→ **What to work on**:
(1) Say whether each statement agrees with the passage on board meetings and committees. Answer yes or no for each, quoting the deciding words of the passage exactly. (a) The Board met in person four times in 2006. (b) The Conflicts Committee operates under a written charter approved by the Board. (c) The non-management directors met in executive session at the end of every in-person meeting.
(2) Rewrite everything from the start of the listing down through the line containing "x-tick-label: 80 (744, 1523, 774, 1553)", replacing "legend-label-exponent" with "legend-superscript" and leaving everything else unchanged.

→ **Quoted text**:
BEGIN

Board Meetings and Committees
The Board and its committees meet throughout the year on a set schedule, and also hold special meetings and act by written consent from time to time as appropriate. Board agendas include regularly scheduled executive sessions for the non-management directors to meet without management or the other directors present. Our Board met in person four times in 2006 and held eight telephonic meetings. The non-management directors met in executive session at the conclusion of two of the in-person meetings. In 2006, each Board member other than Mr. Grewal attended in person or by proxy at least 75% of the total number of meetings of the Board and any committees on which he served. Mr. Grewal was unable to attend a number of Board and Audit Committee meetings due to unavoidable travel in connection with work obligations. Our directors are expected to attend all meetings of the Board and of the committees of which they are members.
The Board currently has, and appoints the members of, three standing committees: the Audit Committee, the CNG Committee and the Conflicts Committee. The Board established the Audit and CNG Committee in July 2005 and the Conflicts Committee in December 2006. The Audit and CNG Committees have written charters approved by the Board. The Conflicts Committee does not yet have a charter but instead operates pursuant to a mandate adopted by the Board. These charters are available on our website atwww.quintanamaritime.com. We will also furnish, free of charge, copies of any charter to any person who requests them. Requests for copies should be directed to Mr. Steve Putman, 601 Jefferson St., Suite 3600, Houston, Texas 77002.

END

→ **Exercise data**:
BEGIN

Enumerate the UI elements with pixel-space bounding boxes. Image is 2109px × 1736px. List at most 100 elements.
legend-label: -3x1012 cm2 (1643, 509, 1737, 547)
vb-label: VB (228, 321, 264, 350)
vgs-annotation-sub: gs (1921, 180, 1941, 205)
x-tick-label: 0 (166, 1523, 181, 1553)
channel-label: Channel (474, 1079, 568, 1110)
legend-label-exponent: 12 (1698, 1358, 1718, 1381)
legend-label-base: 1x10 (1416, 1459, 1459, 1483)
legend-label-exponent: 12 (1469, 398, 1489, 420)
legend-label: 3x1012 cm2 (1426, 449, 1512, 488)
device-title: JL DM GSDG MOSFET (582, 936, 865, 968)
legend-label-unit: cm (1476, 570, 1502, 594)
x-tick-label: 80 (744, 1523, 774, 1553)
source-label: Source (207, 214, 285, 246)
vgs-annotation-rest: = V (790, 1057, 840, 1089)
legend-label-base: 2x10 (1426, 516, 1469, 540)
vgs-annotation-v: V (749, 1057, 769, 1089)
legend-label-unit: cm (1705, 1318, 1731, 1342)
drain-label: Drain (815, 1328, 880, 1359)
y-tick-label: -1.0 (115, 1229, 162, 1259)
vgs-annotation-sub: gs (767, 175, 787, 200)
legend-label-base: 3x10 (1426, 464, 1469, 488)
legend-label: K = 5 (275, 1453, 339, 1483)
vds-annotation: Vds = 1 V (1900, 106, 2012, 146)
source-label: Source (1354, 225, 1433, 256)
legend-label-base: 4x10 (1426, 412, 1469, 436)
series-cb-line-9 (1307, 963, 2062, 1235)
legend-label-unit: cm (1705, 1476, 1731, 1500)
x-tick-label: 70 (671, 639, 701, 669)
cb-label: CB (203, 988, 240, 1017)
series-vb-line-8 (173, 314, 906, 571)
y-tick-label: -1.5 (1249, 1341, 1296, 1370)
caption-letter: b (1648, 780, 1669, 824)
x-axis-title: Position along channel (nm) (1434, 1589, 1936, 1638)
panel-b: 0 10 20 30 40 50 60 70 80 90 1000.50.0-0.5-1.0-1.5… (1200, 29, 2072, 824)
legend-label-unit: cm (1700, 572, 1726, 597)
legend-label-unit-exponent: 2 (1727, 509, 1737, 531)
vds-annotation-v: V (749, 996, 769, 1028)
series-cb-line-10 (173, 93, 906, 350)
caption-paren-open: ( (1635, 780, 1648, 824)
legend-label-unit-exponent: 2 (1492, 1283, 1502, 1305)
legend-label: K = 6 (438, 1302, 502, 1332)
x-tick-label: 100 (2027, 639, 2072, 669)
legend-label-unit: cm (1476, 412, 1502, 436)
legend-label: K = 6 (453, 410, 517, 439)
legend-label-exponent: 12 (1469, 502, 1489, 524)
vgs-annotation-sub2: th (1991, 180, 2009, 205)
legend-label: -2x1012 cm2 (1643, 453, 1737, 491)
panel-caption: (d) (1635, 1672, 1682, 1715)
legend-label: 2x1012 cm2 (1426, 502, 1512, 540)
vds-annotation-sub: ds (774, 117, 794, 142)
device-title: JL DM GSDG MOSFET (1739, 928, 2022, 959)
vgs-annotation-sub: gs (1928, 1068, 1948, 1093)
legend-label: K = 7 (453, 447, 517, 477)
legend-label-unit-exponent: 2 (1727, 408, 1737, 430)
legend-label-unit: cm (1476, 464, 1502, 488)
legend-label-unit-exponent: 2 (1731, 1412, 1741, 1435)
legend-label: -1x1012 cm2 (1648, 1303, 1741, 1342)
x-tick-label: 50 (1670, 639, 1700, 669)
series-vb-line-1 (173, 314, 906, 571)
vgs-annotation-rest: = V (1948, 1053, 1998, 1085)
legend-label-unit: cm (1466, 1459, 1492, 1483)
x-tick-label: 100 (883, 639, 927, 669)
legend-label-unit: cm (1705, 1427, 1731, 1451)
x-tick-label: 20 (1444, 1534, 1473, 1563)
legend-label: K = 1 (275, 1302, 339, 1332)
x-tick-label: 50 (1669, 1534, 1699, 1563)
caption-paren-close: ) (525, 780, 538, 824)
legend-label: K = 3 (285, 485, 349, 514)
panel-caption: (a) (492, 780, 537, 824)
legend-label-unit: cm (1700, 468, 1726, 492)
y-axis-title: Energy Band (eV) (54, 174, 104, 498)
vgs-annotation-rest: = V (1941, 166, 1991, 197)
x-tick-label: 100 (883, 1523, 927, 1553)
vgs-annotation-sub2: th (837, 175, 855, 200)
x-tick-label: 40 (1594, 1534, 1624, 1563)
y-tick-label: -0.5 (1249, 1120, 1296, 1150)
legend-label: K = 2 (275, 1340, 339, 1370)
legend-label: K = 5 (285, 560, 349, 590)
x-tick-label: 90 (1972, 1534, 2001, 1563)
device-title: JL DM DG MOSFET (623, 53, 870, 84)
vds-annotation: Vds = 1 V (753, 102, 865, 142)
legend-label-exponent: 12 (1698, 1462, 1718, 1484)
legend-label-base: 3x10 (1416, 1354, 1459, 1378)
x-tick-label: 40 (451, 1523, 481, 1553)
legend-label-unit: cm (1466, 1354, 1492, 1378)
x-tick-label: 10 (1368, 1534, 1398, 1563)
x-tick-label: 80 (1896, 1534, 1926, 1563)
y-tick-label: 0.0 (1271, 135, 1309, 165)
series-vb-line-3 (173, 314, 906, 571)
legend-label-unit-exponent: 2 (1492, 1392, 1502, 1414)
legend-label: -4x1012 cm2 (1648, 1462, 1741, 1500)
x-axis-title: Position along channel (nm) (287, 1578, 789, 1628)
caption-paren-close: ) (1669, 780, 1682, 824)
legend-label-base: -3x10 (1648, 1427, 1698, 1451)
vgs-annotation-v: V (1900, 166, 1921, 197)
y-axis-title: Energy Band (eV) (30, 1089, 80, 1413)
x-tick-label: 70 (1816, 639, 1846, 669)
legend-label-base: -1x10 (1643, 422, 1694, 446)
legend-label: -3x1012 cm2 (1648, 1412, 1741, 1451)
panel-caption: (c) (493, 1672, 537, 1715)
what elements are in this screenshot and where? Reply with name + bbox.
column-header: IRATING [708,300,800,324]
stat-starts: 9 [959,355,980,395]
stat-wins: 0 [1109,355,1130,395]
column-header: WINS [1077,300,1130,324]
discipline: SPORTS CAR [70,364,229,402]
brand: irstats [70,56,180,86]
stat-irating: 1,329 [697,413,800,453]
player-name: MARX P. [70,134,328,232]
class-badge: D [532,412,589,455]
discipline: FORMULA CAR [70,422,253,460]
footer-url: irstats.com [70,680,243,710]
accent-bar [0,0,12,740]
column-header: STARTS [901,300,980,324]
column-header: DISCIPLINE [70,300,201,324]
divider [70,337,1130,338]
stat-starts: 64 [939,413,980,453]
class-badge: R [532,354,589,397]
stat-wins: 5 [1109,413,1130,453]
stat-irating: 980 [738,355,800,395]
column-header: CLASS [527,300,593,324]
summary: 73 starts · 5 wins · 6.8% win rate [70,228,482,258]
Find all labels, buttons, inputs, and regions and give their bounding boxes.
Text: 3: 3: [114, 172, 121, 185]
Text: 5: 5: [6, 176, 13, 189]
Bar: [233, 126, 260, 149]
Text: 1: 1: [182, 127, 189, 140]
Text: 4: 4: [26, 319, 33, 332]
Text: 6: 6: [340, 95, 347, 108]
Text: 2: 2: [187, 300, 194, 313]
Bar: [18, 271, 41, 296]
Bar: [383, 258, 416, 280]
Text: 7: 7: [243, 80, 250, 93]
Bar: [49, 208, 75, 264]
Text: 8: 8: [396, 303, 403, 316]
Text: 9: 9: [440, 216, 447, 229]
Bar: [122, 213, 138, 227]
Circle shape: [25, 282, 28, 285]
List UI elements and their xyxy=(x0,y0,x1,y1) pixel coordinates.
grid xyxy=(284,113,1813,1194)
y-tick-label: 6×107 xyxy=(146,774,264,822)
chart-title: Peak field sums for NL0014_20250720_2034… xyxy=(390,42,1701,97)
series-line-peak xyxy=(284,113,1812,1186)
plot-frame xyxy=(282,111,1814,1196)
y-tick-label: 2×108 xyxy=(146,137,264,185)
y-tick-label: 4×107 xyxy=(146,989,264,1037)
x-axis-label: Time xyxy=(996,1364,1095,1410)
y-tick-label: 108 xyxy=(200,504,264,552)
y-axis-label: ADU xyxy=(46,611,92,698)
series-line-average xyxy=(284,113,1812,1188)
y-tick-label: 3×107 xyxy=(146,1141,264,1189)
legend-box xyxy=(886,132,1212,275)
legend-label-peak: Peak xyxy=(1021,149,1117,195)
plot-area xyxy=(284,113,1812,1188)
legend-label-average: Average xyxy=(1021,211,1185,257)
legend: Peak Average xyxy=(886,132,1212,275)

END

→ **Written responses**:
(1)
(a) Yes: "Our Board met in person four times in 2006"
(b) No: "The Conflicts Committee does not yet have a charter but instead operates pursuant to a mandate adopted by the Board."
(c) No: "The non-management directors met in executive session at the conclusion of two of the in-person meetings."

(2)
Enumerate the UI elements with pixel-space bounding boxes. Image is 2109px × 1736px. List at most 100 elements.
legend-label: -3x1012 cm2 (1643, 509, 1737, 547)
vb-label: VB (228, 321, 264, 350)
vgs-annotation-sub: gs (1921, 180, 1941, 205)
x-tick-label: 0 (166, 1523, 181, 1553)
channel-label: Channel (474, 1079, 568, 1110)
legend-superscript: 12 (1698, 1358, 1718, 1381)
legend-label-base: 1x10 (1416, 1459, 1459, 1483)
legend-superscript: 12 (1469, 398, 1489, 420)
legend-label: 3x1012 cm2 (1426, 449, 1512, 488)
device-title: JL DM GSDG MOSFET (582, 936, 865, 968)
legend-label-unit: cm (1476, 570, 1502, 594)
x-tick-label: 80 (744, 1523, 774, 1553)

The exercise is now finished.